* What you need to do
In the Mehli Mehta biography below, condense the paragraph beginning "Mehta was born in Bombay" into a shorter version that keeps its main facts.

* Source document
◆ ◆ ◆
- Born: 25 September 1908 Bombay, British India
- Died: 19 October 2002 (aged 94) Santa Monica – UCLA Medical Center, Santa Monica, California
- Education: University of Bombay Trinity College of Music in London (licentiate, 1929)
- Occupations: violinist, conductor
- Known for: founded, Bombay Symphony Orchestra (1935); founded, Bombay String Quartet (1940); founded American Youth Sym. Orch. (1964)
- Spouse: Tehmina Daruvala (m. ca 1935)
- Children: Zubin Mehta Zarin Mehta
- Website: Mehli Mehta Music Foundation

Notes

= Mehli Mehta =

Indian conductor and violinist

Mehli Mehta (25 September 1908 – 19 October 2002) was an Indian conductor and violinist.

==Early life==
Mehta was born in Bombay, India to a Parsi family. His involvement in music stemmed from his birth. As a young violinist his main musical influence and inspiration was Jascha Heifetz. A pioneering figure in the Indian musical world, he founded the Bombay Symphony Orchestra in 1935, and was its Concertmaster (1935–1945) and conductor (1945–1955). He was married to Tehmina.
◆ ◆ ◆
(Bounding box prediction data)
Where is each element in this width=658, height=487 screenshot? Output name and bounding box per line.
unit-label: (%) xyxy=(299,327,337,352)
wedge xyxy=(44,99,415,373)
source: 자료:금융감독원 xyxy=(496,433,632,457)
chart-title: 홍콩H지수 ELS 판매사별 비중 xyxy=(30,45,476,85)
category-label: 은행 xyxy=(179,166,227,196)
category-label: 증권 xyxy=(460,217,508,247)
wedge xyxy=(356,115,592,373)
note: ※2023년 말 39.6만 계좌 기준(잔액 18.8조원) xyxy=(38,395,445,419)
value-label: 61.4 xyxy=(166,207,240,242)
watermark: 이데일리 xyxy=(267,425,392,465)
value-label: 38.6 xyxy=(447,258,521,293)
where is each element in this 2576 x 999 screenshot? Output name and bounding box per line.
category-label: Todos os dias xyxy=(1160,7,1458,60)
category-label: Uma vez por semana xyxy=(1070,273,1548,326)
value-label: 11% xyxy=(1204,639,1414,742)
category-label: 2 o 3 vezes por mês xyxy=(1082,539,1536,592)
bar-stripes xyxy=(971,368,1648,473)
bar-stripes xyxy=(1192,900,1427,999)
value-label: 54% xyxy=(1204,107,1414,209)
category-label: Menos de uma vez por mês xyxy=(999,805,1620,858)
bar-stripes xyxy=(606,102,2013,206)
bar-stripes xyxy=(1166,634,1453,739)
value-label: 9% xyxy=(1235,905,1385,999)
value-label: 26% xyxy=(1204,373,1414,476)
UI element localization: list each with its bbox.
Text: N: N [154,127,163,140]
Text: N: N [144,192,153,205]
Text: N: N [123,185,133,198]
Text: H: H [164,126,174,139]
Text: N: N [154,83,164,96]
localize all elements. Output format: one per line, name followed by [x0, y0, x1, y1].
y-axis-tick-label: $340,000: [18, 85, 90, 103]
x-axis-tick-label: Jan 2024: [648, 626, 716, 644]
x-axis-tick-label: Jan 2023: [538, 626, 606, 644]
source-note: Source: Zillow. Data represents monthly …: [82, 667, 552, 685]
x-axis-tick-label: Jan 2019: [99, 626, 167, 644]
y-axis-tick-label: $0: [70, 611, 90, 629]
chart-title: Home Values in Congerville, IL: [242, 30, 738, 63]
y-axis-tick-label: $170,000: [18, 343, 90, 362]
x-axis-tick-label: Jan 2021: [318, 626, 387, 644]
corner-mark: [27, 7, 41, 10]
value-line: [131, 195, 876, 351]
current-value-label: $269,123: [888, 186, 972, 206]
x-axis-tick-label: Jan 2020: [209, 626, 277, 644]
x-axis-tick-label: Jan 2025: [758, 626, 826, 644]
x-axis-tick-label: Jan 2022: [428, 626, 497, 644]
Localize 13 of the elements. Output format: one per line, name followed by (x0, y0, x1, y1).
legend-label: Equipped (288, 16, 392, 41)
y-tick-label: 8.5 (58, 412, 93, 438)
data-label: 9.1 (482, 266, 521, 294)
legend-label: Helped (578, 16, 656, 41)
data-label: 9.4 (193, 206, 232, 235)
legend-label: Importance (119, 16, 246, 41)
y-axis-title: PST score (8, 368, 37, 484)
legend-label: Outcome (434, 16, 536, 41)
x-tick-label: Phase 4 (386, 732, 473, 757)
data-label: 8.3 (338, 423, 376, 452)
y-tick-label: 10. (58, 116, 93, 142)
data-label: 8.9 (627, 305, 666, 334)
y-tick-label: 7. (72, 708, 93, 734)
◆ ◆ ◆
* Exercise result
Mehta, born in Bombay, India, to a Parsi family, was involved in music from birth and as a young violinist took Jascha Heifetz as his chief inspiration. A pioneer of Indian music, he founded the Bombay Symphony Orchestra in 1935, serving as its Concertmaster (1935–1945) and conductor (1945–1955). He was married to Tehmina.